> _GIVEN PROBLEM_: Word for word, repeat the entries, minus the pictures.

> _Collected data entries_:
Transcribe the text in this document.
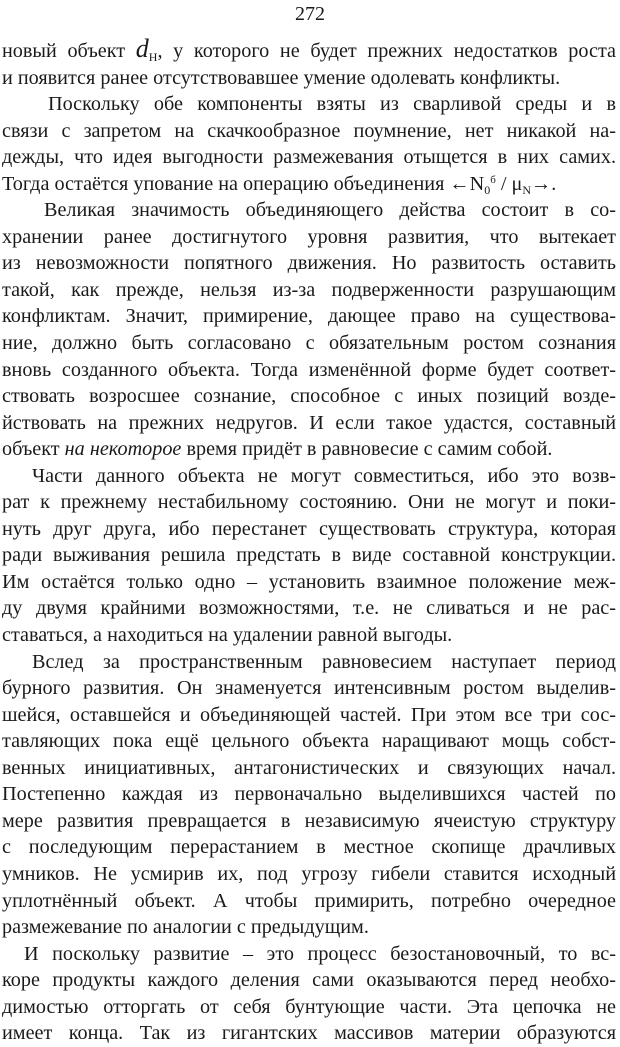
272
новый объект $d_Н$, у которого не будет прежних недостатков роста
и появится ранее отсутствовавшее умение одолевать конфликты.
Поскольку обе компоненты взяты из сварливой среды и в
связи с запретом на скачкообразное поумнение, нет никакой на-
дежды, что идея выгодности размежевания отыщется в них самих.
Тогда остаётся упование на операцию объединения $\leftarrow N_0^б / \mu_N\to$.
Великая значимость объединяющего действа состоит в со-
хранении ранее достигнутого уровня развития, что вытекает
из невозможности попятного движения. Но развитость оставить
такой, как прежде, нельзя из-за подверженности разрушающим
конфликтам. Значит, примирение, дающее право на существова-
ние, должно быть согласовано с обязательным ростом сознания
вновь созданного объекта. Тогда изменённой форме будет соответ-
ствовать возросшее сознание, способное с иных позиций возде-
йствовать на прежних недругов. И если такое удастся, составный
объект на некоторое время придёт в равновесие с самим собой.
Части данного объекта не могут совместиться, ибо это возв-
рат к прежнему нестабильному состоянию. Они не могут и поки-
нуть друг друга, ибо перестанет существовать структура, которая
ради выживания решила предстать в виде составной конструкции.
Им остаётся только одно – установить взаимное положение меж-
ду двумя крайними возможностями, т.е. не сливаться и не рас-
ставаться, а находиться на удалении равной выгоды.
Вслед за пространственным равновесием наступает период
бурного развития. Он знаменуется интенсивным ростом выделив-
шейся, оставшейся и объединяющей частей. При этом все три сос-
тавляющих пока ещё цельного объекта наращивают мощь собст-
венных инициативных, антагонистических и связующих начал.
Постепенно каждая из первоначально выделившихся частей по
мере развития превращается в независимую ячеистую структуру
с последующим перерастанием в местное скопище драчливых
умников. Не усмирив их, под угрозу гибели ставится исходный
уплотнённый объект. А чтобы примирить, потребно очередное
размежевание по аналогии с предыдущим.
И поскольку развитие – это процесс безостановочный, то вс-
коре продукты каждого деления сами оказываются перед необхо-
димостью отторгать от себя бунтующие части. Эта цепочка не
имеет конца. Так из гигантских массивов материи образуются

> _ANSWER TO THE EXERCISE_:
Transcribe the text in this document.
272
новый объект $d_Н$, у которого не будет прежних недостатков роста
и появится ранее отсутствовавшее умение одолевать конфликты.
Поскольку обе компоненты взяты из сварливой среды и в
связи с запретом на скачкообразное поумнение, нет никакой на-
дежды, что идея выгодности размежевания отыщется в них самих.
Тогда остаётся упование на операцию объединения $\leftarrow N_0^б / \mu_N\to$.
Великая значимость объединяющего действа состоит в со-
хранении ранее достигнутого уровня развития, что вытекает
из невозможности попятного движения. Но развитость оставить
такой, как прежде, нельзя из-за подверженности разрушающим
конфликтам. Значит, примирение, дающее право на существова-
ние, должно быть согласовано с обязательным ростом сознания
вновь созданного объекта. Тогда изменённой форме будет соответ-
ствовать возросшее сознание, способное с иных позиций возде-
йствовать на прежних недругов. И если такое удастся, составный
объект на некоторое время придёт в равновесие с самим собой.
Части данного объекта не могут совместиться, ибо это возв-
рат к прежнему нестабильному состоянию. Они не могут и поки-
нуть друг друга, ибо перестанет существовать структура, которая
ради выживания решила предстать в виде составной конструкции.
Им остаётся только одно – установить взаимное положение меж-
ду двумя крайними возможностями, т.е. не сливаться и не рас-
ставаться, а находиться на удалении равной выгоды.
Вслед за пространственным равновесием наступает период
бурного развития. Он знаменуется интенсивным ростом выделив-
шейся, оставшейся и объединяющей частей. При этом все три сос-
тавляющих пока ещё цельного объекта наращивают мощь собст-
венных инициативных, антагонистических и связующих начал.
Постепенно каждая из первоначально выделившихся частей по
мере развития превращается в независимую ячеистую структуру
с последующим перерастанием в местное скопище драчливых
умников. Не усмирив их, под угрозу гибели ставится исходный
уплотнённый объект. А чтобы примирить, потребно очередное
размежевание по аналогии с предыдущим.
И поскольку развитие – это процесс безостановочный, то вс-
коре продукты каждого деления сами оказываются перед необхо-
димостью отторгать от себя бунтующие части. Эта цепочка не
имеет конца. Так из гигантских массивов материи образуются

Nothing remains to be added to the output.